> DO THIS:
Extract all records. Keep each one exact.

> DATASET ENTRIES:
━━━━━━━━━━━━━━━━━━━━
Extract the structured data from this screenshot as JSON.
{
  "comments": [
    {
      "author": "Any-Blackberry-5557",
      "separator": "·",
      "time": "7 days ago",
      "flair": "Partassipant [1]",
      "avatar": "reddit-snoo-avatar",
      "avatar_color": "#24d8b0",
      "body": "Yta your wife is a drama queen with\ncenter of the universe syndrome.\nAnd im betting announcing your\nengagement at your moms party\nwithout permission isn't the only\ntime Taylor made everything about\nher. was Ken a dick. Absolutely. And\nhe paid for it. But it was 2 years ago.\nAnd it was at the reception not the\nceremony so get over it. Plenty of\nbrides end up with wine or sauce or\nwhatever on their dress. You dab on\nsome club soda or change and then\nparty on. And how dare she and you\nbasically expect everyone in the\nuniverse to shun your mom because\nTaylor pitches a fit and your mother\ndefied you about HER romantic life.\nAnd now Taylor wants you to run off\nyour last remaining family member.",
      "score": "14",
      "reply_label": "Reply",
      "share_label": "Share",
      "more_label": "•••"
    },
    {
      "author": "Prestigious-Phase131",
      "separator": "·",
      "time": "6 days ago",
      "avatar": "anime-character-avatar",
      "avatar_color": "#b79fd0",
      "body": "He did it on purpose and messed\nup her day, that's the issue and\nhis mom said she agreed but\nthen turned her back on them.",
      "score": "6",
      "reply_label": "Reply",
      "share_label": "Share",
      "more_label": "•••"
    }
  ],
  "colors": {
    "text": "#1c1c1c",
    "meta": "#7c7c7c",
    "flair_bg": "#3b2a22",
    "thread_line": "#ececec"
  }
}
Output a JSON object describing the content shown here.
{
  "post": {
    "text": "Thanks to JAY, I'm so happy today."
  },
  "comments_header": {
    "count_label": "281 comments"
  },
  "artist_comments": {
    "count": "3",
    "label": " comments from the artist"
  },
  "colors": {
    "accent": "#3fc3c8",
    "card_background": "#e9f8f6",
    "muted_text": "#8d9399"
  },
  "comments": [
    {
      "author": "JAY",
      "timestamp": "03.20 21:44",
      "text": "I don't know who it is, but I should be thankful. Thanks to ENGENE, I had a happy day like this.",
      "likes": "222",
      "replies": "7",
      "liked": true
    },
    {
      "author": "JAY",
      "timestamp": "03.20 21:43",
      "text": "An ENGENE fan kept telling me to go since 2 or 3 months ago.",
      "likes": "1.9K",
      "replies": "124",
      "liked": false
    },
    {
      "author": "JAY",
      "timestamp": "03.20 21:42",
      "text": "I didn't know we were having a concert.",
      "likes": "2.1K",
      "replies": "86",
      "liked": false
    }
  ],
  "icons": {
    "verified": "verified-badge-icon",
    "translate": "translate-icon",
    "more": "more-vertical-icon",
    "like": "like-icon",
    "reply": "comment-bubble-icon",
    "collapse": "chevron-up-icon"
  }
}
━━━━━━━━━━━━━━━━━━━━
> THE REPLY:
Extract the structured data from this screenshot as JSON.
{
  "comments": [
    {
      "author": "Any-Blackberry-5557",
      "separator": "·",
      "time": "7 days ago",
      "flair": "Partassipant [1]",
      "avatar": "reddit-snoo-avatar",
      "avatar_color": "#24d8b0",
      "body": "Yta your wife is a drama queen with\ncenter of the universe syndrome.\nAnd im betting announcing your\nengagement at your moms party\nwithout permission isn't the only\ntime Taylor made everything about\nher. was Ken a dick. Absolutely. And\nhe paid for it. But it was 2 years ago.\nAnd it was at the reception not the\nceremony so get over it. Plenty of\nbrides end up with wine or sauce or\nwhatever on their dress. You dab on\nsome club soda or change and then\nparty on. And how dare she and you\nbasically expect everyone in the\nuniverse to shun your mom because\nTaylor pitches a fit and your mother\ndefied you about HER romantic life.\nAnd now Taylor wants you to run off\nyour last remaining family member.",
      "score": "14",
      "reply_label": "Reply",
      "share_label": "Share",
      "more_label": "•••"
    },
    {
      "author": "Prestigious-Phase131",
      "separator": "·",
      "time": "6 days ago",
      "avatar": "anime-character-avatar",
      "avatar_color": "#b79fd0",
      "body": "He did it on purpose and messed\nup her day, that's the issue and\nhis mom said she agreed but\nthen turned her back on them.",
      "score": "6",
      "reply_label": "Reply",
      "share_label": "Share",
      "more_label": "•••"
    }
  ],
  "colors": {
    "text": "#1c1c1c",
    "meta": "#7c7c7c",
    "flair_bg": "#3b2a22",
    "thread_line": "#ececec"
  }
}
Output a JSON object describing the content shown here.
{
  "post": {
    "text": "Thanks to JAY, I'm so happy today."
  },
  "comments_header": {
    "count_label": "281 comments"
  },
  "artist_comments": {
    "count": "3",
    "label": " comments from the artist"
  },
  "colors": {
    "accent": "#3fc3c8",
    "card_background": "#e9f8f6",
    "muted_text": "#8d9399"
  },
  "comments": [
    {
      "author": "JAY",
      "timestamp": "03.20 21:44",
      "text": "I don't know who it is, but I should be thankful. Thanks to ENGENE, I had a happy day like this.",
      "likes": "222",
      "replies": "7",
      "liked": true
    },
    {
      "author": "JAY",
      "timestamp": "03.20 21:43",
      "text": "An ENGENE fan kept telling me to go since 2 or 3 months ago.",
      "likes": "1.9K",
      "replies": "124",
      "liked": false
    },
    {
      "author": "JAY",
      "timestamp": "03.20 21:42",
      "text": "I didn't know we were having a concert.",
      "likes": "2.1K",
      "replies": "86",
      "liked": false
    }
  ],
  "icons": {
    "verified": "verified-badge-icon",
    "translate": "translate-icon",
    "more": "more-vertical-icon",
    "like": "like-icon",
    "reply": "comment-bubble-icon",
    "collapse": "chevron-up-icon"
  }
}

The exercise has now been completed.